Each record below must be returned exactly as shown.

====== Data listing

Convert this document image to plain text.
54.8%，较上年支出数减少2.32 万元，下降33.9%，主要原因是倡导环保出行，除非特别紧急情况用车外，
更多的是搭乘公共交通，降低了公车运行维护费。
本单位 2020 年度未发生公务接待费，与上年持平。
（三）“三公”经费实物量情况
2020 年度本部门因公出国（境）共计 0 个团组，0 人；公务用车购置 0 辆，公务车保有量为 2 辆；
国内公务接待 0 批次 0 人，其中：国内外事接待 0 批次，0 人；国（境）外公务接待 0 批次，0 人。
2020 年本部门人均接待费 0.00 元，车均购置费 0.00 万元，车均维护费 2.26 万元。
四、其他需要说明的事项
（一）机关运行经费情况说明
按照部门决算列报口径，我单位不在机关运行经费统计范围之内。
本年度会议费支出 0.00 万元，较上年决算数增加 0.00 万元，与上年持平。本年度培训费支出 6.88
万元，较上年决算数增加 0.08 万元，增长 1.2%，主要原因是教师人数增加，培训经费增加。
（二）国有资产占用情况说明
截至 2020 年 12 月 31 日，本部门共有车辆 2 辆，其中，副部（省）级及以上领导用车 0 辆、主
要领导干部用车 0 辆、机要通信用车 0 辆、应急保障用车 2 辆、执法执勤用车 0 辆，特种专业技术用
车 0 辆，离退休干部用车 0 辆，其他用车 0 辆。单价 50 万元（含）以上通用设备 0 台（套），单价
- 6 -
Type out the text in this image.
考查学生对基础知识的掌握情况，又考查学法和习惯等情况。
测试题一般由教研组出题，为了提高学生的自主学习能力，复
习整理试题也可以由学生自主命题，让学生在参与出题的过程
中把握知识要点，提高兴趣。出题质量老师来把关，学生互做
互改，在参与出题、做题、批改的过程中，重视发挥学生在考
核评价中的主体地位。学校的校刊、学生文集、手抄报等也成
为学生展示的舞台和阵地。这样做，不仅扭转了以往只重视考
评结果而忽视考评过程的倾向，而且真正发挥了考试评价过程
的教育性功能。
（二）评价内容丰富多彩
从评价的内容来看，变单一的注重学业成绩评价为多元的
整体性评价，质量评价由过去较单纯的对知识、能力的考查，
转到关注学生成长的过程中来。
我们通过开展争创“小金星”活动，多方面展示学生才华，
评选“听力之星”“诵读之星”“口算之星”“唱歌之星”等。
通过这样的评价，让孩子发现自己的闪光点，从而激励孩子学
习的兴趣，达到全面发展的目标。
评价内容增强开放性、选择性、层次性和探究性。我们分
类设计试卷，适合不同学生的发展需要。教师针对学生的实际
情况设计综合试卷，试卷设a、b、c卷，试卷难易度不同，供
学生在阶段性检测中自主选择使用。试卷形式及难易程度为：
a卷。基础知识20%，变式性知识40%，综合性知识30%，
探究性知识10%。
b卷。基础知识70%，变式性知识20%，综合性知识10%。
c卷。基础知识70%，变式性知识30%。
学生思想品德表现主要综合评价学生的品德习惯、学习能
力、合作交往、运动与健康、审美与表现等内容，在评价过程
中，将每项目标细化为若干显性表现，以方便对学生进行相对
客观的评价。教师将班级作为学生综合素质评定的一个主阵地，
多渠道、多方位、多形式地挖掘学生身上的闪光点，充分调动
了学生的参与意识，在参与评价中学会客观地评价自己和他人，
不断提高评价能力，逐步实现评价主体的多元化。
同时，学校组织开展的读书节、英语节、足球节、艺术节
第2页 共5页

============

> _Answer below_
Convert this document image to plain text.
54.8%，较上年支出数减少2.32 万元，下降33.9%，主要原因是倡导环保出行，除非特别紧急情况用车外，
更多的是搭乘公共交通，降低了公车运行维护费。
本单位 2020 年度未发生公务接待费，与上年持平。
（三）“三公”经费实物量情况
2020 年度本部门因公出国（境）共计 0 个团组，0 人；公务用车购置 0 辆，公务车保有量为 2 辆；
国内公务接待 0 批次 0 人，其中：国内外事接待 0 批次，0 人；国（境）外公务接待 0 批次，0 人。
2020 年本部门人均接待费 0.00 元，车均购置费 0.00 万元，车均维护费 2.26 万元。
四、其他需要说明的事项
（一）机关运行经费情况说明
按照部门决算列报口径，我单位不在机关运行经费统计范围之内。
本年度会议费支出 0.00 万元，较上年决算数增加 0.00 万元，与上年持平。本年度培训费支出 6.88
万元，较上年决算数增加 0.08 万元，增长 1.2%，主要原因是教师人数增加，培训经费增加。
（二）国有资产占用情况说明
截至 2020 年 12 月 31 日，本部门共有车辆 2 辆，其中，副部（省）级及以上领导用车 0 辆、主
要领导干部用车 0 辆、机要通信用车 0 辆、应急保障用车 2 辆、执法执勤用车 0 辆，特种专业技术用
车 0 辆，离退休干部用车 0 辆，其他用车 0 辆。单价 50 万元（含）以上通用设备 0 台（套），单价
- 6 -
Type out the text in this image.
考查学生对基础知识的掌握情况，又考查学法和习惯等情况。
测试题一般由教研组出题，为了提高学生的自主学习能力，复
习整理试题也可以由学生自主命题，让学生在参与出题的过程
中把握知识要点，提高兴趣。出题质量老师来把关，学生互做
互改，在参与出题、做题、批改的过程中，重视发挥学生在考
核评价中的主体地位。学校的校刊、学生文集、手抄报等也成
为学生展示的舞台和阵地。这样做，不仅扭转了以往只重视考
评结果而忽视考评过程的倾向，而且真正发挥了考试评价过程
的教育性功能。
（二）评价内容丰富多彩
从评价的内容来看，变单一的注重学业成绩评价为多元的
整体性评价，质量评价由过去较单纯的对知识、能力的考查，
转到关注学生成长的过程中来。
我们通过开展争创“小金星”活动，多方面展示学生才华，
评选“听力之星”“诵读之星”“口算之星”“唱歌之星”等。
通过这样的评价，让孩子发现自己的闪光点，从而激励孩子学
习的兴趣，达到全面发展的目标。
评价内容增强开放性、选择性、层次性和探究性。我们分
类设计试卷，适合不同学生的发展需要。教师针对学生的实际
情况设计综合试卷，试卷设a、b、c卷，试卷难易度不同，供
学生在阶段性检测中自主选择使用。试卷形式及难易程度为：
a卷。基础知识20%，变式性知识40%，综合性知识30%，
探究性知识10%。
b卷。基础知识70%，变式性知识20%，综合性知识10%。
c卷。基础知识70%，变式性知识30%。
学生思想品德表现主要综合评价学生的品德习惯、学习能
力、合作交往、运动与健康、审美与表现等内容，在评价过程
中，将每项目标细化为若干显性表现，以方便对学生进行相对
客观的评价。教师将班级作为学生综合素质评定的一个主阵地，
多渠道、多方位、多形式地挖掘学生身上的闪光点，充分调动
了学生的参与意识，在参与评价中学会客观地评价自己和他人，
不断提高评价能力，逐步实现评价主体的多元化。
同时，学校组织开展的读书节、英语节、足球节、艺术节
第2页 共5页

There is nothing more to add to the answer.